### Task objective
Reproduce all entries verbatim, with nothing added or dropped.

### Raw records
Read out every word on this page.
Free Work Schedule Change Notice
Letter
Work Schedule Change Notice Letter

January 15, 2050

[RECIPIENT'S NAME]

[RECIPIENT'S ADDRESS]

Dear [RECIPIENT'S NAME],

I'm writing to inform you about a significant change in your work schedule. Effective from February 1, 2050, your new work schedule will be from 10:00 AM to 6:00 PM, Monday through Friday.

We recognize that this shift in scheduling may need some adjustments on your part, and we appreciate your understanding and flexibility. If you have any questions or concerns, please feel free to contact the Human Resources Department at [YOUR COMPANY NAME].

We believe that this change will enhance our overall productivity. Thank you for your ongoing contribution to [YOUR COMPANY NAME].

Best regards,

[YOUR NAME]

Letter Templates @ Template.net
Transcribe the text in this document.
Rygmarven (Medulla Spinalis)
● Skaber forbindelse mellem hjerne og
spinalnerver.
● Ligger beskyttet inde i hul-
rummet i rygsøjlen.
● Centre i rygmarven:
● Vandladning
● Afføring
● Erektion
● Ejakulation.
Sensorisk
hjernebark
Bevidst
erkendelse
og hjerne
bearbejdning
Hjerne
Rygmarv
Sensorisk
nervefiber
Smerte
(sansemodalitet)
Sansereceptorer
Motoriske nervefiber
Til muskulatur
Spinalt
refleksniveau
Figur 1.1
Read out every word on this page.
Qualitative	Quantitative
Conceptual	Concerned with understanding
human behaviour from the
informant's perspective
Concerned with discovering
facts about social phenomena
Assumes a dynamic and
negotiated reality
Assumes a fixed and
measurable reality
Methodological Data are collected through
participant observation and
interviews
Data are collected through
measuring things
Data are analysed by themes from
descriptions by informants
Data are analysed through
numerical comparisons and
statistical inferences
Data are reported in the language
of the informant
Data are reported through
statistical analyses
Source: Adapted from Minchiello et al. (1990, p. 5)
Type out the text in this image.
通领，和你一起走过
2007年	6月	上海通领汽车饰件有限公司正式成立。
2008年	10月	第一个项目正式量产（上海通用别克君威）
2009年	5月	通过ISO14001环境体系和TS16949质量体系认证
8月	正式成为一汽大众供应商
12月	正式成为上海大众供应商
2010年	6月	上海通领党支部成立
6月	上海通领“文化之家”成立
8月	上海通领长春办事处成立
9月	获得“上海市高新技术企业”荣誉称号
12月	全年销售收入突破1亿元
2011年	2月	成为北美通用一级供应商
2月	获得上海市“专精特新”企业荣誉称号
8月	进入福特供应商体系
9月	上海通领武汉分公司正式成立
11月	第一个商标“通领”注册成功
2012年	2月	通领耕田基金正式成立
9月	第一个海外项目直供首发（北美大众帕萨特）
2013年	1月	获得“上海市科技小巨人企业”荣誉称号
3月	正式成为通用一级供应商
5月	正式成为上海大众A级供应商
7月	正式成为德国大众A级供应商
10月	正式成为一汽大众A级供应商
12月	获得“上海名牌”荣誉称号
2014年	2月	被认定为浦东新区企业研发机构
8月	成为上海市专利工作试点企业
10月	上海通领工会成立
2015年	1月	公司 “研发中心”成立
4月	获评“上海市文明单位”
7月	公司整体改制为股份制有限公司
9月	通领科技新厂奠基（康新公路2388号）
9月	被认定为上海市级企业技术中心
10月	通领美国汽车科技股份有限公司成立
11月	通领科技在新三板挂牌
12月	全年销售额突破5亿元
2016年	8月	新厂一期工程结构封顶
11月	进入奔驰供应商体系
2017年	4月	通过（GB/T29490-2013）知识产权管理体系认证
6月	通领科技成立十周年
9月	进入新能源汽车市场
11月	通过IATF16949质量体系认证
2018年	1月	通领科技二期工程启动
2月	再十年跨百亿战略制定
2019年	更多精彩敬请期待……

### Correct output
Read out every word on this page.
Free Work Schedule Change Notice
Letter
Work Schedule Change Notice Letter

January 15, 2050

[RECIPIENT'S NAME]

[RECIPIENT'S ADDRESS]

Dear [RECIPIENT'S NAME],

I'm writing to inform you about a significant change in your work schedule. Effective from February 1, 2050, your new work schedule will be from 10:00 AM to 6:00 PM, Monday through Friday.

We recognize that this shift in scheduling may need some adjustments on your part, and we appreciate your understanding and flexibility. If you have any questions or concerns, please feel free to contact the Human Resources Department at [YOUR COMPANY NAME].

We believe that this change will enhance our overall productivity. Thank you for your ongoing contribution to [YOUR COMPANY NAME].

Best regards,

[YOUR NAME]

Letter Templates @ Template.net
Transcribe the text in this document.
Rygmarven (Medulla Spinalis)
● Skaber forbindelse mellem hjerne og
spinalnerver.
● Ligger beskyttet inde i hul-
rummet i rygsøjlen.
● Centre i rygmarven:
● Vandladning
● Afføring
● Erektion
● Ejakulation.
Sensorisk
hjernebark
Bevidst
erkendelse
og hjerne
bearbejdning
Hjerne
Rygmarv
Sensorisk
nervefiber
Smerte
(sansemodalitet)
Sansereceptorer
Motoriske nervefiber
Til muskulatur
Spinalt
refleksniveau
Figur 1.1
Read out every word on this page.
Qualitative	Quantitative
Conceptual	Concerned with understanding
human behaviour from the
informant's perspective
Concerned with discovering
facts about social phenomena
Assumes a dynamic and
negotiated reality
Assumes a fixed and
measurable reality
Methodological Data are collected through
participant observation and
interviews
Data are collected through
measuring things
Data are analysed by themes from
descriptions by informants
Data are analysed through
numerical comparisons and
statistical inferences
Data are reported in the language
of the informant
Data are reported through
statistical analyses
Source: Adapted from Minchiello et al. (1990, p. 5)
Type out the text in this image.
通领，和你一起走过
2007年	6月	上海通领汽车饰件有限公司正式成立。
2008年	10月	第一个项目正式量产（上海通用别克君威）
2009年	5月	通过ISO14001环境体系和TS16949质量体系认证
8月	正式成为一汽大众供应商
12月	正式成为上海大众供应商
2010年	6月	上海通领党支部成立
6月	上海通领“文化之家”成立
8月	上海通领长春办事处成立
9月	获得“上海市高新技术企业”荣誉称号
12月	全年销售收入突破1亿元
2011年	2月	成为北美通用一级供应商
2月	获得上海市“专精特新”企业荣誉称号
8月	进入福特供应商体系
9月	上海通领武汉分公司正式成立
11月	第一个商标“通领”注册成功
2012年	2月	通领耕田基金正式成立
9月	第一个海外项目直供首发（北美大众帕萨特）
2013年	1月	获得“上海市科技小巨人企业”荣誉称号
3月	正式成为通用一级供应商
5月	正式成为上海大众A级供应商
7月	正式成为德国大众A级供应商
10月	正式成为一汽大众A级供应商
12月	获得“上海名牌”荣誉称号
2014年	2月	被认定为浦东新区企业研发机构
8月	成为上海市专利工作试点企业
10月	上海通领工会成立
2015年	1月	公司 “研发中心”成立
4月	获评“上海市文明单位”
7月	公司整体改制为股份制有限公司
9月	通领科技新厂奠基（康新公路2388号）
9月	被认定为上海市级企业技术中心
10月	通领美国汽车科技股份有限公司成立
11月	通领科技在新三板挂牌
12月	全年销售额突破5亿元
2016年	8月	新厂一期工程结构封顶
11月	进入奔驰供应商体系
2017年	4月	通过（GB/T29490-2013）知识产权管理体系认证
6月	通领科技成立十周年
9月	进入新能源汽车市场
11月	通过IATF16949质量体系认证
2018年	1月	通领科技二期工程启动
2月	再十年跨百亿战略制定
2019年	更多精彩敬请期待……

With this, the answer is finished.